## What the task requires
Gather each line of the listing below that contains the string "latitude", treating uppercase and lowercase as different, and copy those lines.

## Given data
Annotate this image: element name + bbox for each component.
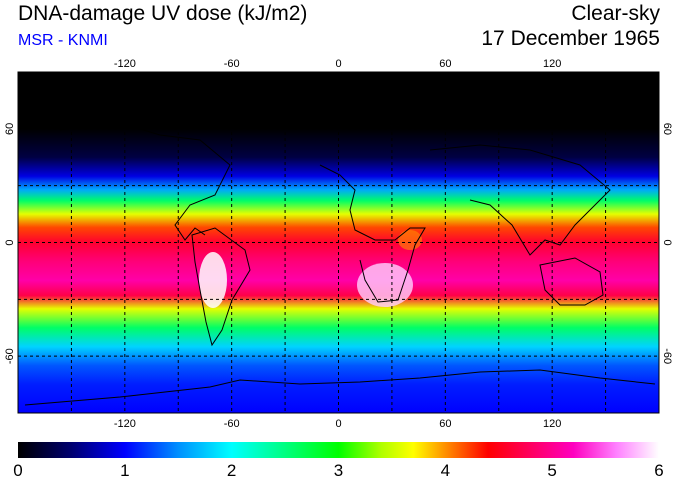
coastline-antarctica [24, 369, 656, 406]
coastline-asia [429, 144, 611, 256]
colorbar-tick-label: 5 [547, 461, 556, 480]
source-label: MSR - KNMI [18, 32, 108, 49]
lon-tick-label-bottom: 120 [543, 418, 561, 430]
longitude-ticks-bottom: -120 -60 0 60 120 [114, 418, 562, 430]
coastline-north-america [59, 119, 231, 241]
lat-tick-label-right: 0 [661, 239, 673, 245]
lat-tick-label-right: -60 [661, 348, 673, 364]
andes-high-dose [199, 252, 227, 308]
map-frame [17, 71, 660, 414]
lat-tick-label-left: -60 [4, 348, 16, 364]
lon-tick-label-bottom: -60 [224, 418, 240, 430]
east-africa-orange [398, 230, 422, 250]
colorbar-tick-label: 0 [13, 461, 22, 480]
lon-tick-label-top: 120 [543, 58, 561, 70]
lat-tick-label-right: 60 [661, 123, 673, 135]
map-title: DNA-damage UV dose (kJ/m2) [18, 2, 308, 25]
colorbar-gradient [18, 442, 659, 458]
lon-tick-label-top: 0 [335, 58, 341, 70]
lon-tick-label-bottom: 60 [439, 418, 451, 430]
lon-tick-label-bottom: 0 [335, 418, 341, 430]
lon-tick-label-top: -60 [224, 58, 240, 70]
lon-tick-label-top: 60 [439, 58, 451, 70]
date-label: 17 December 1965 [481, 27, 660, 50]
lat-tick-label-left: 0 [4, 239, 16, 245]
colorbar-tick-label: 3 [334, 461, 343, 480]
coastline-australia [539, 257, 604, 306]
colorbar-tick-label: 6 [654, 461, 663, 480]
coastline-europe-africa [319, 164, 426, 303]
colorbar-ticks: 0 1 2 3 4 5 6 [13, 461, 663, 480]
colorbar-tick-label: 1 [120, 461, 129, 480]
colorbar-tick-label: 4 [441, 461, 450, 480]
lon-tick-label-top: -120 [114, 58, 136, 70]
lat-tick-label-left: 60 [4, 123, 16, 135]
longitude-ticks-top: -120 -60 0 60 120 [114, 58, 562, 70]
lon-tick-label-bottom: -120 [114, 418, 136, 430]
latitude-ticks-left: 60 0 -60 [4, 123, 16, 364]
sky-condition-label: Clear-sky [571, 2, 660, 25]
coastlines [24, 119, 656, 406]
colorbar-tick-label: 2 [227, 461, 236, 480]
graticule [18, 72, 659, 413]
latitude-ticks-right: 60 0 -60 [661, 123, 673, 364]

## Answer for the task
latitude-ticks-left: 60 0 -60 [4, 123, 16, 364]
latitude-ticks-right: 60 0 -60 [661, 123, 673, 364]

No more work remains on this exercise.